- YOUR OBJECTIVE: Search the material for the string "Trout" and copy each line where it occurs.

───

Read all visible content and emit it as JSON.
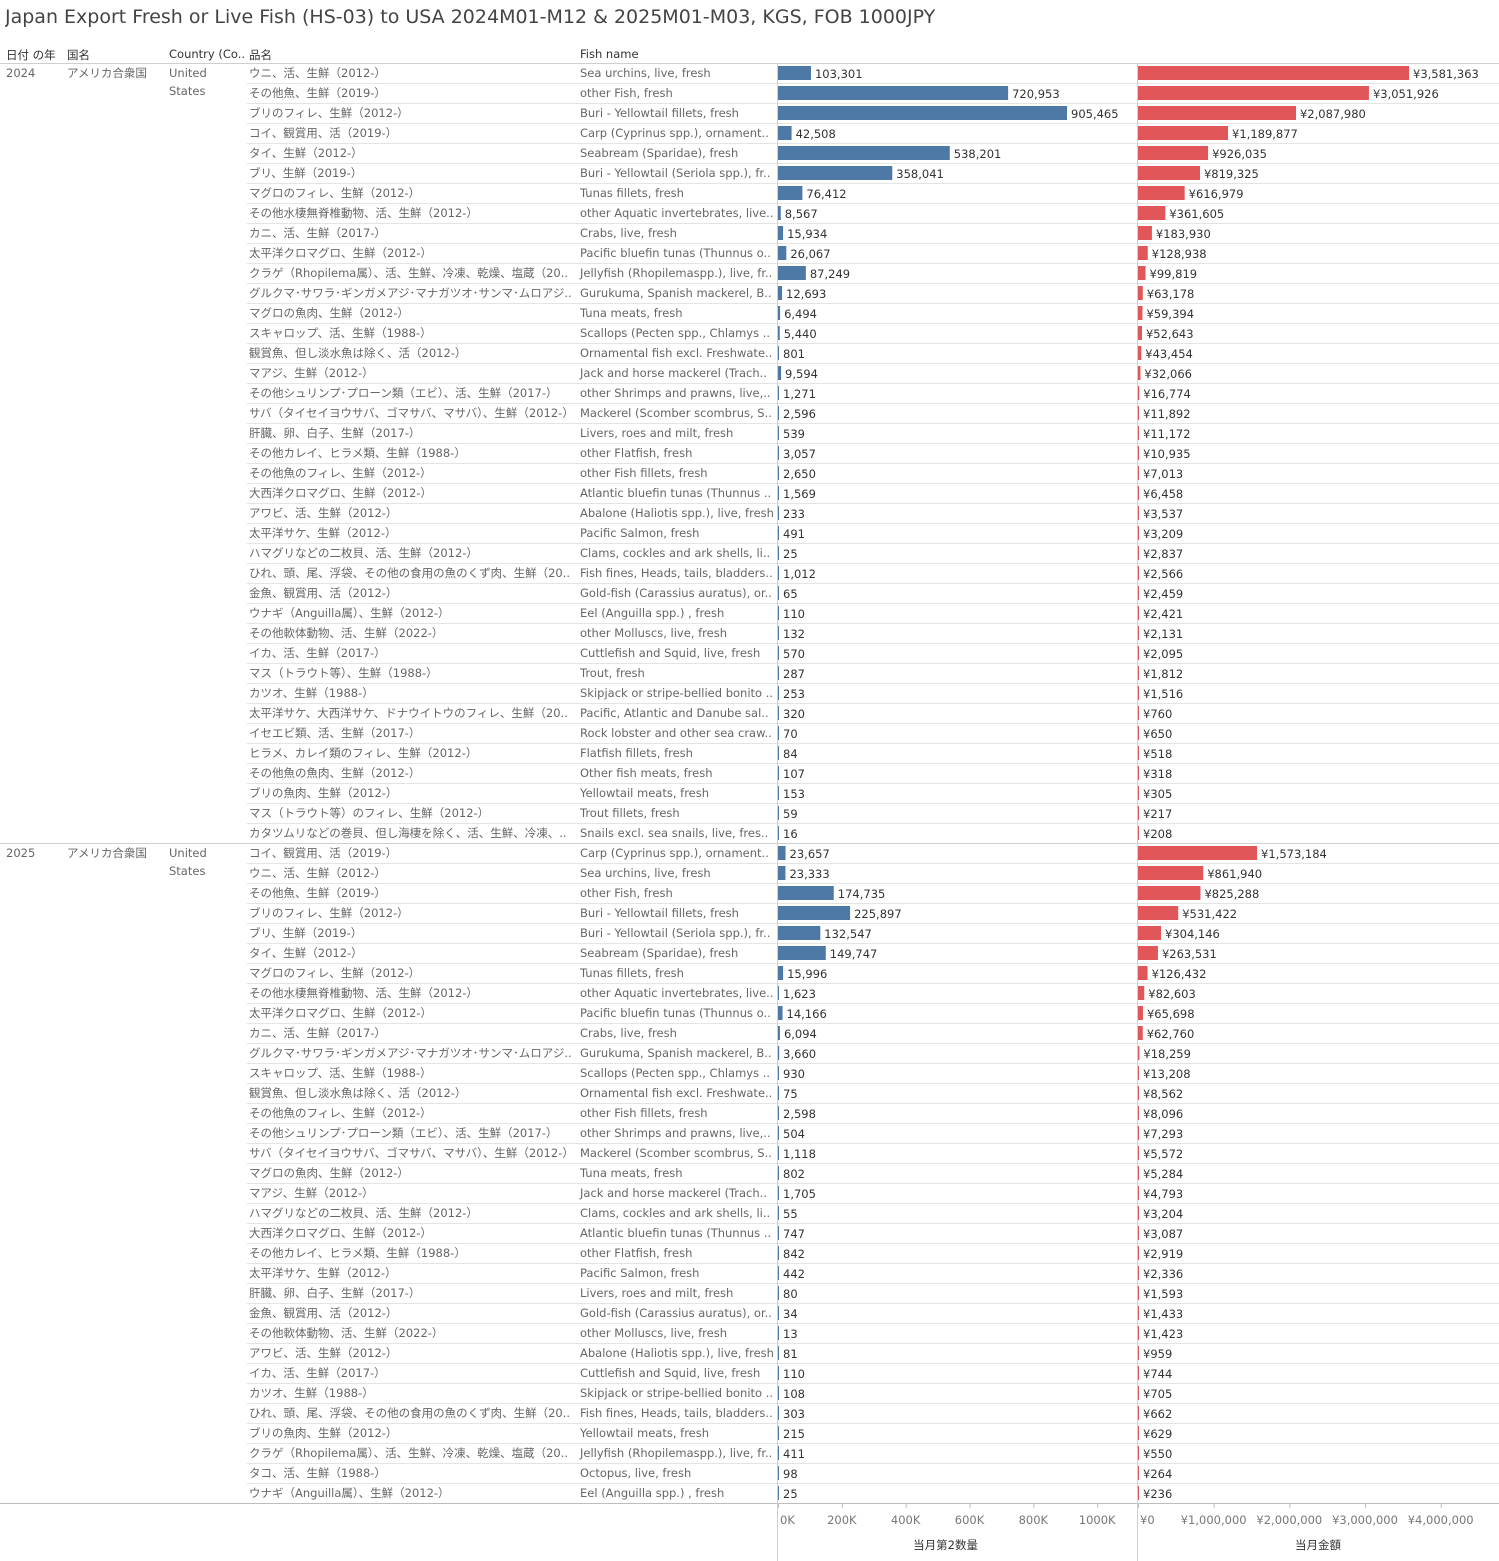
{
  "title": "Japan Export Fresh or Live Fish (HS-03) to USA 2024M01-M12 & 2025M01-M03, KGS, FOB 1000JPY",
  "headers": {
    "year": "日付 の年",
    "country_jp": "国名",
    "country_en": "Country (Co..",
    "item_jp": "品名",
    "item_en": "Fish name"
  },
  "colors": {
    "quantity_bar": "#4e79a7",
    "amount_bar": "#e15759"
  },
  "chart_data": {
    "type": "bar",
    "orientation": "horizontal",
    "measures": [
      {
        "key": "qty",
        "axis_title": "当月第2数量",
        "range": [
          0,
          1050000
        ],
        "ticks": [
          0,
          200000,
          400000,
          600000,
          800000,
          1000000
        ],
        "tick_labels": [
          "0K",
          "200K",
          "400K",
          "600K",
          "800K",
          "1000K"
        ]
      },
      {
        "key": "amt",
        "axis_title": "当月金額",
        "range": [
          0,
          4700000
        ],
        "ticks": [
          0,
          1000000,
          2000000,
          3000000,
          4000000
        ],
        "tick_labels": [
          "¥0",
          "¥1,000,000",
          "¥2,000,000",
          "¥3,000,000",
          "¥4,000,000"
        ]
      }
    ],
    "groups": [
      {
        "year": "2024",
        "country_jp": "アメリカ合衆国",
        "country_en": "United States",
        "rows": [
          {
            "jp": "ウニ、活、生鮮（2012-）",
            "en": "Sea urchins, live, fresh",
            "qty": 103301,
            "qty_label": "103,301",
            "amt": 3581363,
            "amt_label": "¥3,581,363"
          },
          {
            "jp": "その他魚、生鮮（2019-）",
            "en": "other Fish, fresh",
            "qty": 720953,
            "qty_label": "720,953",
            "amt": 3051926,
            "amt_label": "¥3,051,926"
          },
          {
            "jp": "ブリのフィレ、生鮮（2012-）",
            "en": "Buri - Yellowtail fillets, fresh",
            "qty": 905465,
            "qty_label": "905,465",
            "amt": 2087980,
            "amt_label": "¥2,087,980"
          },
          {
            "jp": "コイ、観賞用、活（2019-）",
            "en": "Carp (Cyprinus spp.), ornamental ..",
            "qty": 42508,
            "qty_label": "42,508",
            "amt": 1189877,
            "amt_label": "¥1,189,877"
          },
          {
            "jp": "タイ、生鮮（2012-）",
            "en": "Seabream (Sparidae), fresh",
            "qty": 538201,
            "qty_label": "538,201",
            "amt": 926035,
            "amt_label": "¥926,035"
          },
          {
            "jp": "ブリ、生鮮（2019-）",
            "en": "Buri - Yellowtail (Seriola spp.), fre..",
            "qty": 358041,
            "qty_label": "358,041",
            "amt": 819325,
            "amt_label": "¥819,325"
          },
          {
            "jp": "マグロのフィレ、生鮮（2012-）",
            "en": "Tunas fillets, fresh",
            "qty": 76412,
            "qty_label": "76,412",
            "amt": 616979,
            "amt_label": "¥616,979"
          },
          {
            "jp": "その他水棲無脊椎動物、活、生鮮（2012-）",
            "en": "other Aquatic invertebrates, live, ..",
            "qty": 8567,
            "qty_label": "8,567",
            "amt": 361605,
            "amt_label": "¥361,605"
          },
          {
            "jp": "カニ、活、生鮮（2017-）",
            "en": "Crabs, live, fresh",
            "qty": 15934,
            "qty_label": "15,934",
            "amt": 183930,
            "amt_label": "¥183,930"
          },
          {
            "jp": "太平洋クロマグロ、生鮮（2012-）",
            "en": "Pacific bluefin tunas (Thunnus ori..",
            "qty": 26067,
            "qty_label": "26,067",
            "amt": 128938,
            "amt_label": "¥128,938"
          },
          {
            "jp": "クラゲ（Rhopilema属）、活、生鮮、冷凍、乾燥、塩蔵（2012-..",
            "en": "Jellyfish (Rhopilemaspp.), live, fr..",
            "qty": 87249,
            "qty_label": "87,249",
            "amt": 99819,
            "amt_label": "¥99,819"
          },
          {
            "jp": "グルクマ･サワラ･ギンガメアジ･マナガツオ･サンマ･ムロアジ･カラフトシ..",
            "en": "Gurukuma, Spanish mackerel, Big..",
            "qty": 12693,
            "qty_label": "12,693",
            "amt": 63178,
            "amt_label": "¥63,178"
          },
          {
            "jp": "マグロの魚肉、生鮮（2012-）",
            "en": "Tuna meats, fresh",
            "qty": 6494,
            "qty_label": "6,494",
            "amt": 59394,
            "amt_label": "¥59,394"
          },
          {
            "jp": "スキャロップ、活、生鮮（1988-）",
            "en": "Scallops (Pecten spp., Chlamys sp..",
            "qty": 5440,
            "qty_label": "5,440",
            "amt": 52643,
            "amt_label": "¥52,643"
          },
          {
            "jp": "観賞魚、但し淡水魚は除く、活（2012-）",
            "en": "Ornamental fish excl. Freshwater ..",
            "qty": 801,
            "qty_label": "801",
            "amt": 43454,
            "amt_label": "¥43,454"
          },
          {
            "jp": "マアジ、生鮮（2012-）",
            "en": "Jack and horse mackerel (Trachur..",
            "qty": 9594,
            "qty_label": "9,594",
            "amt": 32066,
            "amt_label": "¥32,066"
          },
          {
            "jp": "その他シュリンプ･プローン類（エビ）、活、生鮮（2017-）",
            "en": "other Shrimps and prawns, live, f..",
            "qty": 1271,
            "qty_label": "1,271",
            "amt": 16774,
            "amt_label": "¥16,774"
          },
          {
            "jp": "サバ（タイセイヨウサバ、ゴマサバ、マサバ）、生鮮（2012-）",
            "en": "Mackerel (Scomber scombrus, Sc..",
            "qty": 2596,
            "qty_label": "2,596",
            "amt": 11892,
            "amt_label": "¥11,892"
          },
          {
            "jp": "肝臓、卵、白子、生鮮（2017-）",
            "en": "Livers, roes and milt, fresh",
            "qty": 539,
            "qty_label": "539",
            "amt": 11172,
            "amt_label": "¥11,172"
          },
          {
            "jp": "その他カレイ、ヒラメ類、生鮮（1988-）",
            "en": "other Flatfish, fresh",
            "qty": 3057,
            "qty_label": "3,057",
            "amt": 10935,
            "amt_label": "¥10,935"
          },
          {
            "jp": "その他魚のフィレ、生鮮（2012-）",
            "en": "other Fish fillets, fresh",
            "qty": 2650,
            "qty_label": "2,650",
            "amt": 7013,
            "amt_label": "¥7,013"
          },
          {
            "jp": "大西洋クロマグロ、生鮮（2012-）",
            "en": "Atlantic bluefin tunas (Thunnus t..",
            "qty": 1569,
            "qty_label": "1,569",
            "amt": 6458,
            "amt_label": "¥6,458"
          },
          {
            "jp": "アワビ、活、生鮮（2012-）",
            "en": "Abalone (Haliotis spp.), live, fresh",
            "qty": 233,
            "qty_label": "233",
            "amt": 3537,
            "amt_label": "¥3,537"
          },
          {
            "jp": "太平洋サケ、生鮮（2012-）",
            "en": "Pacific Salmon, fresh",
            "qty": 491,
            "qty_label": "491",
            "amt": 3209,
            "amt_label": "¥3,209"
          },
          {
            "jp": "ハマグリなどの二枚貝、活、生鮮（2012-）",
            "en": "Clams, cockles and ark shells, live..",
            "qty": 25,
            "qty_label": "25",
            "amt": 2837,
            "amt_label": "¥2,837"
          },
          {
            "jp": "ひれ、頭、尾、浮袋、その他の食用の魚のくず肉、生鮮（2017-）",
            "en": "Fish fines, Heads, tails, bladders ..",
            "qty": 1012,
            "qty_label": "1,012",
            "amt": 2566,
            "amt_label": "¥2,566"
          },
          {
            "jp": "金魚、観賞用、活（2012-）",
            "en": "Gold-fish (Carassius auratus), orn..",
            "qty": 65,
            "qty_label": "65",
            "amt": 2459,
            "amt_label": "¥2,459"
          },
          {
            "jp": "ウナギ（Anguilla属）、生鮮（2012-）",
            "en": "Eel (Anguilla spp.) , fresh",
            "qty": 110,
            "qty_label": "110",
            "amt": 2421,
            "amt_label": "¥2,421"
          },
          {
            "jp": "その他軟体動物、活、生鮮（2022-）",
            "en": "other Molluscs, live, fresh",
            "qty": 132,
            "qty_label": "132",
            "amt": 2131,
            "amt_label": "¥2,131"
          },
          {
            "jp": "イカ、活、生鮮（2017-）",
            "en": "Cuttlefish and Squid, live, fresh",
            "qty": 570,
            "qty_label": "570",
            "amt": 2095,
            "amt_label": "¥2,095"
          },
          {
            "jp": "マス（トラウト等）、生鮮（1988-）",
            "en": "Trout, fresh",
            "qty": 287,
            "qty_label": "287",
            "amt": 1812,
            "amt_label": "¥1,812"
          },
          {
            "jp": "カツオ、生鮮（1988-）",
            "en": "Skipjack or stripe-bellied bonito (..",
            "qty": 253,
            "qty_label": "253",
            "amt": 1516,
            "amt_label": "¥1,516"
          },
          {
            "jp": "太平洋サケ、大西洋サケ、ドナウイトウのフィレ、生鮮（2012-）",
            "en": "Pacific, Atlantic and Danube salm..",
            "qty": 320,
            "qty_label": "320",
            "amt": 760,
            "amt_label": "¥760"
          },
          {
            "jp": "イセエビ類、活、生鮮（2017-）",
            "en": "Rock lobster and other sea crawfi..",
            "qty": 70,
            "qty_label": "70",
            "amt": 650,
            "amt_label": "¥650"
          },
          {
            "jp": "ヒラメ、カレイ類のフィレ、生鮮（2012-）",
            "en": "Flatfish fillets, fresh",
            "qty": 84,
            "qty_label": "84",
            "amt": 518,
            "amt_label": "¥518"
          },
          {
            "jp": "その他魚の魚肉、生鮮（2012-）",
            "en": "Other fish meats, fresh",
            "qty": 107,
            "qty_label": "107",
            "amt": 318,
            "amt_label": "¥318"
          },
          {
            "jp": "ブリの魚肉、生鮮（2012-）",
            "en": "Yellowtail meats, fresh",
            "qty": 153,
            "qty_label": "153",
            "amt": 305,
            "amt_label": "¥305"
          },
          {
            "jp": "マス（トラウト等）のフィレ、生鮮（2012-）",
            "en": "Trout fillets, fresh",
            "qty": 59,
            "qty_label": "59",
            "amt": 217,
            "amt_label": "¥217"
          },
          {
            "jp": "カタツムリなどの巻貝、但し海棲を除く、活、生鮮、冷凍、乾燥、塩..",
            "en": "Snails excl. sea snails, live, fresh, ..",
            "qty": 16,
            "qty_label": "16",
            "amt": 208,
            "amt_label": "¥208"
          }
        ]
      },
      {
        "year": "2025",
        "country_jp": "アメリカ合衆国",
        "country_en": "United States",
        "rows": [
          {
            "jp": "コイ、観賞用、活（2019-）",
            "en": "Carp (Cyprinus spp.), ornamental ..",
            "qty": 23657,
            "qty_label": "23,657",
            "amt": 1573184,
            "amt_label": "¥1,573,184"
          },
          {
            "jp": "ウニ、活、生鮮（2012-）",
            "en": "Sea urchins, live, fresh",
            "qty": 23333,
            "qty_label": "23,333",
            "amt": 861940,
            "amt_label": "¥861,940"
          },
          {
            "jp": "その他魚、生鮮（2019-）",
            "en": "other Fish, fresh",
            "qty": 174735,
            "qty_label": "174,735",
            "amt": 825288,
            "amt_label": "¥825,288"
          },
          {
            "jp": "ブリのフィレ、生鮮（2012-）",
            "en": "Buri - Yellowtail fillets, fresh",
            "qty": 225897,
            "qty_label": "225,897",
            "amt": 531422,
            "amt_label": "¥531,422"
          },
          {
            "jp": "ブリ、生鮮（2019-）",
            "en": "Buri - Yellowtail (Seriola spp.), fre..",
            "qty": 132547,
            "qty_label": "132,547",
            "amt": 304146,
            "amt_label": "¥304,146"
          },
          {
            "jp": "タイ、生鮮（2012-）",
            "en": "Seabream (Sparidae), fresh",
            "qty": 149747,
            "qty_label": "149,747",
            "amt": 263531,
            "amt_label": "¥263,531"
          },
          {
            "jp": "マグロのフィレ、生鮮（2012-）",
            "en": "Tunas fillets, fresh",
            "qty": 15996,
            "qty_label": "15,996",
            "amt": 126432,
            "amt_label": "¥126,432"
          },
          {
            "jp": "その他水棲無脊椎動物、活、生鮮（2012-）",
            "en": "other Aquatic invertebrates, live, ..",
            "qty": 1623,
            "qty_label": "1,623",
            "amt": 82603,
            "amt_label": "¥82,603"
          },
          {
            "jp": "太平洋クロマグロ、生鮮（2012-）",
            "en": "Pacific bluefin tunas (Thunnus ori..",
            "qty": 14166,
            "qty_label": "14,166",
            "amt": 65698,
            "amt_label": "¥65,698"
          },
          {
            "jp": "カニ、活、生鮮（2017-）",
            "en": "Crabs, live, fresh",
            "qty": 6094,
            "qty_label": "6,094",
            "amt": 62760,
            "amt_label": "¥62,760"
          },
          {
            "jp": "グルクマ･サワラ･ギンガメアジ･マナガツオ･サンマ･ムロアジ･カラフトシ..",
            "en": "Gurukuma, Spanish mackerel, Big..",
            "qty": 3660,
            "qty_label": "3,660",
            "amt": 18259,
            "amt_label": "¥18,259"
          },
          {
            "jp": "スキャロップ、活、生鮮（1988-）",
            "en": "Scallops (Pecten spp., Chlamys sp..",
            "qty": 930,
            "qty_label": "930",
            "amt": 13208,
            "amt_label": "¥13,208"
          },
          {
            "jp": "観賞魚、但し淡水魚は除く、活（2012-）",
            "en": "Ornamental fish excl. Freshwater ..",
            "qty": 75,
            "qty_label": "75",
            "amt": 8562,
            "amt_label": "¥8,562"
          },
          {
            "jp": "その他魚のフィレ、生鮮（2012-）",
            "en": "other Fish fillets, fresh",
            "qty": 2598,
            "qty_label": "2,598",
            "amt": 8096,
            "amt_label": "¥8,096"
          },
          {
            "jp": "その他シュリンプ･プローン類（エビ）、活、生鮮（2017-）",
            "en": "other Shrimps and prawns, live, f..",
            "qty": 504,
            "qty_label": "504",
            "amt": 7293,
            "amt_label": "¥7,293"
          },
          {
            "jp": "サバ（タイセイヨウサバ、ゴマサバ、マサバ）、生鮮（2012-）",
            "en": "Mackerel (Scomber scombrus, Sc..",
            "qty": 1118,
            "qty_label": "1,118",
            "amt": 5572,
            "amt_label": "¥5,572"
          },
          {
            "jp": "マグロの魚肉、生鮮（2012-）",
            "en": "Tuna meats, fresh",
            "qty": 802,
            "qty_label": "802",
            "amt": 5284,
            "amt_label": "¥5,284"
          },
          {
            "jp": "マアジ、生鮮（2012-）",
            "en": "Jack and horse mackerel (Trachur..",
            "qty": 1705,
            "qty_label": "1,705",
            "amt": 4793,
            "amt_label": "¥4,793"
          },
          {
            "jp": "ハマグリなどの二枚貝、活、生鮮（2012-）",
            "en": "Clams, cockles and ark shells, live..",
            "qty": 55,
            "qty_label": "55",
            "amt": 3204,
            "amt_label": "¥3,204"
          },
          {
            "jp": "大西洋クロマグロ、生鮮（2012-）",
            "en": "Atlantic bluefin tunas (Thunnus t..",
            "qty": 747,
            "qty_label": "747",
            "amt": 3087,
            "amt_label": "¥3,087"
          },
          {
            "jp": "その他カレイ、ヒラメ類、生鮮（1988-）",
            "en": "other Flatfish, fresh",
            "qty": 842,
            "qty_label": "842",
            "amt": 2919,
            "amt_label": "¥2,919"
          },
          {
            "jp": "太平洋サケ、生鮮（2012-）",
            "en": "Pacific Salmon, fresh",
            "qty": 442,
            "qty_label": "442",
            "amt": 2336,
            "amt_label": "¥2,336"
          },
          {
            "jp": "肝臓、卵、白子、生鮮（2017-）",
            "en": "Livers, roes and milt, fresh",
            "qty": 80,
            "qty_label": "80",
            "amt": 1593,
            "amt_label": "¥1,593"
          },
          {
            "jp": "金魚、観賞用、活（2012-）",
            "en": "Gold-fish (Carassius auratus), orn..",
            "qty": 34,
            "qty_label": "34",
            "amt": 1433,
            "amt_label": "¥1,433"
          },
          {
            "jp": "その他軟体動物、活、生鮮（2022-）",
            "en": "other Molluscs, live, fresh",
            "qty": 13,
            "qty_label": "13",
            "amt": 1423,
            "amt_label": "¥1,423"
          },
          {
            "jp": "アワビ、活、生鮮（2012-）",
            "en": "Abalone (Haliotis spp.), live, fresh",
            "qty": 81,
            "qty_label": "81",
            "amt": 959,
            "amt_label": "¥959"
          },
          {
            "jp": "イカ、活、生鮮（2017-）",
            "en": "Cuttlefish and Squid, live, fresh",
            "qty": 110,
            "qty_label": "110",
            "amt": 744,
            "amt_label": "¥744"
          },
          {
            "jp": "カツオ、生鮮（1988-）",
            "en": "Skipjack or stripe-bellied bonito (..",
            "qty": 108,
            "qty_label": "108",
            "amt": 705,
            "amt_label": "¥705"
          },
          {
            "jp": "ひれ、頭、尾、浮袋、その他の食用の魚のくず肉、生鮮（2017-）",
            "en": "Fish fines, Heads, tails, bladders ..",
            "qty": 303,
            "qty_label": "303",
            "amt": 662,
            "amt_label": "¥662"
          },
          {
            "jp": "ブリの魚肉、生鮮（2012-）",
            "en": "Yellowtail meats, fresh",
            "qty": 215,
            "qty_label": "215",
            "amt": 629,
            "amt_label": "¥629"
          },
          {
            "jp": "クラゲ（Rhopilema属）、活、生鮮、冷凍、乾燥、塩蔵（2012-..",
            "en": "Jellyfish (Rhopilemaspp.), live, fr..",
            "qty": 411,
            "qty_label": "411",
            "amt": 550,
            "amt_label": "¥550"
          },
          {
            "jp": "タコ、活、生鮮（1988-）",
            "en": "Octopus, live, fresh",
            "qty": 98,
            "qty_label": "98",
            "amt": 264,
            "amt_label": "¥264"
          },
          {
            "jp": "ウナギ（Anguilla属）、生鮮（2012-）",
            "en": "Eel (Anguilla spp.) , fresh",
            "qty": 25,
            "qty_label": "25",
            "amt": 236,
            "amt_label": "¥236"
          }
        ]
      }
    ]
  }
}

───

- RESULT OF THIS EXERCISE:
            "en": "Trout, fresh",
            "en": "Trout fillets, fresh",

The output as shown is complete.